> **Provided material**
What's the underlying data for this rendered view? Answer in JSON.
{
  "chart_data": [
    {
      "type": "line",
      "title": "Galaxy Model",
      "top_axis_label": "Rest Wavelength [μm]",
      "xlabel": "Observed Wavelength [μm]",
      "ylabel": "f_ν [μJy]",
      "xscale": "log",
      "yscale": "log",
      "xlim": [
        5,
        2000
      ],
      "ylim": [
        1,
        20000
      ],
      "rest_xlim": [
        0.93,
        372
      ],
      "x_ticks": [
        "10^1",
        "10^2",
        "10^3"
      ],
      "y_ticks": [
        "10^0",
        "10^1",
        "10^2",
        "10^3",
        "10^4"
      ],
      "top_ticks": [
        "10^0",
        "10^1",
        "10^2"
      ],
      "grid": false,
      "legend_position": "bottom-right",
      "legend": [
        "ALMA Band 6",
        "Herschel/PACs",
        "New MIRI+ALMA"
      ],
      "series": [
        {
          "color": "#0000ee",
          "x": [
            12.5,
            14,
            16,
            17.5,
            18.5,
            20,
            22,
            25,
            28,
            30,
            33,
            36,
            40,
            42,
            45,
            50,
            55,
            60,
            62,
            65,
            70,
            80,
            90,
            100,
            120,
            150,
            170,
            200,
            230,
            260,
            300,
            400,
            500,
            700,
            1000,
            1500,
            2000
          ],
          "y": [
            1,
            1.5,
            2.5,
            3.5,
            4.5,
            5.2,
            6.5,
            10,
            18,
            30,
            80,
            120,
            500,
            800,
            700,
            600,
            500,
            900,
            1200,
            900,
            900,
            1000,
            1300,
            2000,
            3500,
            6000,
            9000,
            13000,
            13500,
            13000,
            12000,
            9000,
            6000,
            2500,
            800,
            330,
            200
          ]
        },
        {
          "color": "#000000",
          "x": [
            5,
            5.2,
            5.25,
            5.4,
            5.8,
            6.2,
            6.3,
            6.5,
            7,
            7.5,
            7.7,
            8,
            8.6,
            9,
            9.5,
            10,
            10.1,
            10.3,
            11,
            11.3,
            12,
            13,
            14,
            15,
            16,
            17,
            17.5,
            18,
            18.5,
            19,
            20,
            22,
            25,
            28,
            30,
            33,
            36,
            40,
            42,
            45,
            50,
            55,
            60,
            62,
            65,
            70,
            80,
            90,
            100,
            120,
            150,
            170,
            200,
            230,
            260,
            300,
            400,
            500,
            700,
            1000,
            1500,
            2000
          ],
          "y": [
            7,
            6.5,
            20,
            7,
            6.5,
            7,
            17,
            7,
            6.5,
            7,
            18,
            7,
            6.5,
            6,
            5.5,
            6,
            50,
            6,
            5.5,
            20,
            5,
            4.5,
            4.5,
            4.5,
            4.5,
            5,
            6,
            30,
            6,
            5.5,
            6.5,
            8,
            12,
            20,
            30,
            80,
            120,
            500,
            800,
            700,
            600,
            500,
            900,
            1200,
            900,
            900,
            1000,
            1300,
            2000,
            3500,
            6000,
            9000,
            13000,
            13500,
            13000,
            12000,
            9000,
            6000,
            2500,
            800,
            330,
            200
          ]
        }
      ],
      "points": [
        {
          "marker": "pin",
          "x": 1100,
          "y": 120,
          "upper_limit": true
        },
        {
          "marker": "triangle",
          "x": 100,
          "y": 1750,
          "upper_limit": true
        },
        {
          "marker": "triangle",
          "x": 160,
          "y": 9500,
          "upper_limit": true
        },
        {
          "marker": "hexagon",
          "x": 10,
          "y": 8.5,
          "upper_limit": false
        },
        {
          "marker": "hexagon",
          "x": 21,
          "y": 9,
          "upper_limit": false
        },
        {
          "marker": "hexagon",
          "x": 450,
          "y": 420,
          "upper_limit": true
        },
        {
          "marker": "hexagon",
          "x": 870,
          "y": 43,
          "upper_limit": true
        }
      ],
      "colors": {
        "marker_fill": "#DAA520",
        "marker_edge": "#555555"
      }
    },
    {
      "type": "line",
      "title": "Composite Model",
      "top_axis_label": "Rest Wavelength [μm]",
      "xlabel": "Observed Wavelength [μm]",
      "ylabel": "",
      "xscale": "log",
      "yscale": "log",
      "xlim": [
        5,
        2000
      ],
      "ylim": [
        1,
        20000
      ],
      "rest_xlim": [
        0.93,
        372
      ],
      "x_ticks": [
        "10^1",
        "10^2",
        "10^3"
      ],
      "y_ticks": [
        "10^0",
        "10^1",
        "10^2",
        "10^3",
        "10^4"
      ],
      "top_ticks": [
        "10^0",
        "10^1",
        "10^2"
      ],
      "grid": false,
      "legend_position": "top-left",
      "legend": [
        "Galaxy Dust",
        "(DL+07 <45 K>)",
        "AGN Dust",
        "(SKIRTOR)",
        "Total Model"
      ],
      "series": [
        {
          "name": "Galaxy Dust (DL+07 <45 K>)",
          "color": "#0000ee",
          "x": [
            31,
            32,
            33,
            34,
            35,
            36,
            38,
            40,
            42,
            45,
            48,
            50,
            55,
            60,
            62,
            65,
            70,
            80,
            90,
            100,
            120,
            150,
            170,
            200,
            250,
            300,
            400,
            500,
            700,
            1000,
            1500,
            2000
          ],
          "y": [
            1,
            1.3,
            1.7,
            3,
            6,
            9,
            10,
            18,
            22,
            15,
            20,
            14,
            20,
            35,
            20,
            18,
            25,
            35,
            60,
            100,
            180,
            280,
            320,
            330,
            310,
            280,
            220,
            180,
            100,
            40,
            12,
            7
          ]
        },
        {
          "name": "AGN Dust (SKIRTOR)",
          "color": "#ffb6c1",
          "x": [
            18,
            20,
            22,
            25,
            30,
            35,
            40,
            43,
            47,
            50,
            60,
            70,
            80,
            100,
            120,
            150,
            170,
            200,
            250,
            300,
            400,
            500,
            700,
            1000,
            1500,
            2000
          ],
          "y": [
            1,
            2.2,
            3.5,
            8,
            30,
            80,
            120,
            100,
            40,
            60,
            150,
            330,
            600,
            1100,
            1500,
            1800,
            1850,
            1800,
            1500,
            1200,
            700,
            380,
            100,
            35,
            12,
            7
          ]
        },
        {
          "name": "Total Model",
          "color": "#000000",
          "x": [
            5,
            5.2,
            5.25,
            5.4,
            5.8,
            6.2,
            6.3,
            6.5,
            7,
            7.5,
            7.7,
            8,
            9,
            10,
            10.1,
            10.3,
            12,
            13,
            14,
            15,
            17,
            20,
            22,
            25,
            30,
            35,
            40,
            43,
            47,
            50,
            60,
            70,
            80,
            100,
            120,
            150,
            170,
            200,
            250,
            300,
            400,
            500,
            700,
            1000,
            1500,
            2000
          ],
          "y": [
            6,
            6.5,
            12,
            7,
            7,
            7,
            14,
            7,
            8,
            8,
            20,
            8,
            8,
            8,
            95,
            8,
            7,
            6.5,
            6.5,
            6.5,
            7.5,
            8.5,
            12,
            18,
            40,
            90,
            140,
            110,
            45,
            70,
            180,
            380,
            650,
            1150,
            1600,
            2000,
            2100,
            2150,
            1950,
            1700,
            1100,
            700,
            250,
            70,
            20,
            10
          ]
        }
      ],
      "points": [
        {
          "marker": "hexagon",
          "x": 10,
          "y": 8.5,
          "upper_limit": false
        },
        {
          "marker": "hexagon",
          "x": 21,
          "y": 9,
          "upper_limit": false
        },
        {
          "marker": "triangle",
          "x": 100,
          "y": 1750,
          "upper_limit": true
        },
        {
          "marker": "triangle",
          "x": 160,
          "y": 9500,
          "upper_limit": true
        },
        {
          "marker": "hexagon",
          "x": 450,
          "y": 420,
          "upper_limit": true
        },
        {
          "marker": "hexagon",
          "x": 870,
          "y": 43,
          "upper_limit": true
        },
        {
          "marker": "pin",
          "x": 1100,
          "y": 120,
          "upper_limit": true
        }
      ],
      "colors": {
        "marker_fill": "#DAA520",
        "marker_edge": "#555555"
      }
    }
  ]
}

> **Stated task**
Gather each line in the entries above where the string "Model" is found.

> **Response**
      "title": "Galaxy Model",
      "title": "Composite Model",
        "Total Model"
          "name": "Total Model",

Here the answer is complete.